What you will do ::
A: Copy the part of the forum thread on rooting grape cuttings starting at "There is some" and ending at "the 85F heat.....".
B: Please proceed with the forum thread on rooting grape cuttings, writing on from its final post.
>> Begin Selected text
I went and collected 75 cuttings a couple weeks ago, put them in a garbage bag filled with damp sawdust, plants upside down. They are in my shop where there is no heat. Come about April I will go take them out and stick them in the dirt and watch them grow where I need to fill in the holes in the vineyard. I suspect I will have a high rate of success doing this again.


----------



## RedSun (Feb 13, 2015)

My cuttings in zip bag (65F) have rooted. The ones in basement (55F) have also rooted. But the ones receiving bottom heat (85F) have not shown any sign of growth. 

There is some possibility that the cuttings receiving the bottom heat may have dried somehow. I did keep them watered. But the watering may not be enough because of the 85F heat.....


----------



## GreginND (Feb 14, 2015)

That would definitely be a possibility. I would certainly tent them in plastic to maintain humidity levels.


----------



## grapeman (Feb 14, 2015)

When applying bottom heat to 80 to 85F and using a heat mat, it is entirely possible to overheat the cuttings. The most reliable mats have a thermostaic control probe. and the temperature at the cutting end is a bit tricky to maintain, depending on placement of the tip. I have placed the probe wrong before and the cuttings never rooted. It takes some experimentation.

Procedures for rooting cuttings is not an exacting science. Whatever you can use at your location with good sucess is the best for you. If you are from a nice warm area you can certainly just stick them in the ground and they will root. The soil is warm enough to get them to callous and root with no further effort. If you are from an area where the ground stays frozen until April, you will need a method to get them calloused and rooted so they can be grown out early in the summer.
>> End Selected text
>> Begin Records shown
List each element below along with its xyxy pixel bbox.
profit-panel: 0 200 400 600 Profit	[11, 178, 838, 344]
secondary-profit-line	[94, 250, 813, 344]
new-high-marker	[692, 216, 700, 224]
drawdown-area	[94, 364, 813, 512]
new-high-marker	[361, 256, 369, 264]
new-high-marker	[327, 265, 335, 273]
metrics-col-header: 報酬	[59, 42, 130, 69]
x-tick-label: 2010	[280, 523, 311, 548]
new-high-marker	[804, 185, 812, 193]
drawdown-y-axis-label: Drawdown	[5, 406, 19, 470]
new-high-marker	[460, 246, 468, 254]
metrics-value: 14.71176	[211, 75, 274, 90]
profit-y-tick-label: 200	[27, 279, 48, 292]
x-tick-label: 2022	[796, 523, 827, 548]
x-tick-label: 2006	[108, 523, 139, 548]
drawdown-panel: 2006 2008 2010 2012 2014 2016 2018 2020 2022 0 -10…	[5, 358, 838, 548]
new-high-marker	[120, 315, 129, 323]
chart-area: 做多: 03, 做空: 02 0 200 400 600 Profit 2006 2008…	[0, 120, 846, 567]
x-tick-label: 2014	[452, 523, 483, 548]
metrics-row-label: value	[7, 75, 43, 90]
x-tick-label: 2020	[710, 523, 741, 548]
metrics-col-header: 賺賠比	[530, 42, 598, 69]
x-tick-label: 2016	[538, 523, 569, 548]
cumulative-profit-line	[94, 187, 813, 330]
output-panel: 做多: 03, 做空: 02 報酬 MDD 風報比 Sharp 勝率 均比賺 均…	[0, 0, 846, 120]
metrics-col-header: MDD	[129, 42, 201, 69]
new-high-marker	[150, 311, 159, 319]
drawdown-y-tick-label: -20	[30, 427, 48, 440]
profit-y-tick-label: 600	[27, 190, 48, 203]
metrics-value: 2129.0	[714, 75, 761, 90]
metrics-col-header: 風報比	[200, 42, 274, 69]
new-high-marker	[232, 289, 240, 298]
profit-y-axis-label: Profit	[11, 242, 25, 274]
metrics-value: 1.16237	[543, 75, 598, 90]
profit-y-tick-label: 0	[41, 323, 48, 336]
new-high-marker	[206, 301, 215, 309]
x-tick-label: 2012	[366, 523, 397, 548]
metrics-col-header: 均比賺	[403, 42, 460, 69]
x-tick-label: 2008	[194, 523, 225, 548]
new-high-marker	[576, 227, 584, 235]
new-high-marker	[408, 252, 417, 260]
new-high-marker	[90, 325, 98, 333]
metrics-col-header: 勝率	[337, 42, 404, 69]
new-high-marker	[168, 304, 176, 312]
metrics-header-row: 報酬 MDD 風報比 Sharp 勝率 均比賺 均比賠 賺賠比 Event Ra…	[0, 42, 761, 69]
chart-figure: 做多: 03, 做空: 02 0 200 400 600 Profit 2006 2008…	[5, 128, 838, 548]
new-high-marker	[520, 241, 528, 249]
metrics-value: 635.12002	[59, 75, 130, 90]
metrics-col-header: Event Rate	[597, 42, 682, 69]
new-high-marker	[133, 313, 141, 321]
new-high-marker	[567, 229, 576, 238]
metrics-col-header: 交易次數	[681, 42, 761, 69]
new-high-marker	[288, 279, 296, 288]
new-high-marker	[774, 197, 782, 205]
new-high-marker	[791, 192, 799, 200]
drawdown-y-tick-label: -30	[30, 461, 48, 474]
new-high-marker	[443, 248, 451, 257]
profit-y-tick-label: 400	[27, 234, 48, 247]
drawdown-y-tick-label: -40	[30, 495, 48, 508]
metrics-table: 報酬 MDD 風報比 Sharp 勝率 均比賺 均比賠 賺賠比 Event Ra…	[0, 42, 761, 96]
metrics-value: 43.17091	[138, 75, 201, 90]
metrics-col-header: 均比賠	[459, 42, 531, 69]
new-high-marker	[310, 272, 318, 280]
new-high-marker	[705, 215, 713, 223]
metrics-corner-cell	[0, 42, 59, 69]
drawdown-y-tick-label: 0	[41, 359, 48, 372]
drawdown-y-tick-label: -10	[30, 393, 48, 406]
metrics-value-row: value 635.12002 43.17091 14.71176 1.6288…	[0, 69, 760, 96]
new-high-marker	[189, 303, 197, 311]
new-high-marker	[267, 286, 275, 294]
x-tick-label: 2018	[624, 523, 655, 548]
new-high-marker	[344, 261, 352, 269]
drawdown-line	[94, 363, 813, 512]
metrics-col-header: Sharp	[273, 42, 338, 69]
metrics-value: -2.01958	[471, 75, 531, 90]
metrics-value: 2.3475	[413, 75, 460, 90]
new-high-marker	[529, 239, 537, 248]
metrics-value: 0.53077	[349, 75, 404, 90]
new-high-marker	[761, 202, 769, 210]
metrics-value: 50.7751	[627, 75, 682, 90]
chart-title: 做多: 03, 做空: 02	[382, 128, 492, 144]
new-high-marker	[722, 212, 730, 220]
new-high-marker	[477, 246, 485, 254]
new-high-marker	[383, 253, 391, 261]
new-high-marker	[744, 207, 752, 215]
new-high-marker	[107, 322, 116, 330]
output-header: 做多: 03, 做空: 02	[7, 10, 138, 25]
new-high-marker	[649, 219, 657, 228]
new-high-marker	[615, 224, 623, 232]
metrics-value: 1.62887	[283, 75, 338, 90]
>> End Records shown
Exercise answers ::
A:
There is some possibility that the cuttings receiving the bottom heat may have dried somehow. I did keep them watered. But the watering may not be enough because of the 85F heat.....

B:
I think the first effort I made early on in my grape growing was in the mid 70's when I was clearing a field from obstacles that had been placed there many years before. One of them was an old Deleware grapevine. I cut the vine up which had been overgrown for years. I took the one year old wood and put it in an old horse barn with a dirt floor. I buried the canes up with a nice thick mulch of old hay. The dirt floor was damp so it kept the canes moist all winter. The next year I cut the canes up into proper sized cuttings and planted them out in a row to see what they would do. I had considered putting in a vineyard at the time so if they rooted I would move them into it. As luck would have it, most of them took root and grew. I had decided however at that time a vineyard wouldn't be profitable here in upper NYS so I ripped the vines out. Some would consider that a waste, but to me it was a great leaning experience.


----------



## RedSun (Feb 14, 2015)

I have one liquid thermometers and two metal thermometers in the rooting media, and the heat mat is controlled by the thermostat. 

I think 85F is too hot and the moisture escapes very quickly. I could put on a dome, but that heats up the top more than the bottom, which is not what I want....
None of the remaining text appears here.